Without the pictures, reproduce the records that follow exactly.

Data records:

========

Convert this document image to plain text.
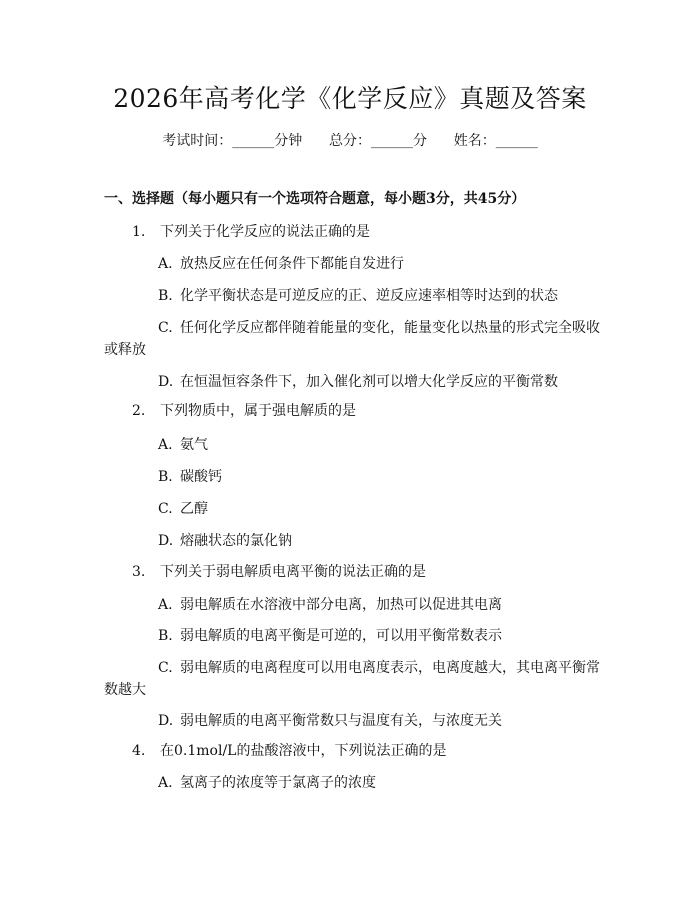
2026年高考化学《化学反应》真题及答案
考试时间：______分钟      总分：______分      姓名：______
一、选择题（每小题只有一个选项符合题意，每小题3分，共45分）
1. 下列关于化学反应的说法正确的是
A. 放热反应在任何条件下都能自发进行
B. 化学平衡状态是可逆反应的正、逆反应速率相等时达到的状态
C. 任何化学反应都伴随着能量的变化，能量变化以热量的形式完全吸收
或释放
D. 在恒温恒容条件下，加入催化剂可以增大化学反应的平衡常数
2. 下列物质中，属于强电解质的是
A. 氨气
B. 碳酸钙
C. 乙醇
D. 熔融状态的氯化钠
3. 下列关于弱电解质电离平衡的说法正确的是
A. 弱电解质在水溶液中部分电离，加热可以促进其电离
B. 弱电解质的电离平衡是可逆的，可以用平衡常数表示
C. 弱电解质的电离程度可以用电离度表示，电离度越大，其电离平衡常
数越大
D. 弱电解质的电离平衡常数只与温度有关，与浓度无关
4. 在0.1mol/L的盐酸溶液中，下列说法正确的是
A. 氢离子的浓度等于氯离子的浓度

========

Final result:
Convert this document image to plain text.
2026年高考化学《化学反应》真题及答案
考试时间：______分钟      总分：______分      姓名：______
一、选择题（每小题只有一个选项符合题意，每小题3分，共45分）
1. 下列关于化学反应的说法正确的是
A. 放热反应在任何条件下都能自发进行
B. 化学平衡状态是可逆反应的正、逆反应速率相等时达到的状态
C. 任何化学反应都伴随着能量的变化，能量变化以热量的形式完全吸收
或释放
D. 在恒温恒容条件下，加入催化剂可以增大化学反应的平衡常数
2. 下列物质中，属于强电解质的是
A. 氨气
B. 碳酸钙
C. 乙醇
D. 熔融状态的氯化钠
3. 下列关于弱电解质电离平衡的说法正确的是
A. 弱电解质在水溶液中部分电离，加热可以促进其电离
B. 弱电解质的电离平衡是可逆的，可以用平衡常数表示
C. 弱电解质的电离程度可以用电离度表示，电离度越大，其电离平衡常
数越大
D. 弱电解质的电离平衡常数只与温度有关，与浓度无关
4. 在0.1mol/L的盐酸溶液中，下列说法正确的是
A. 氢离子的浓度等于氯离子的浓度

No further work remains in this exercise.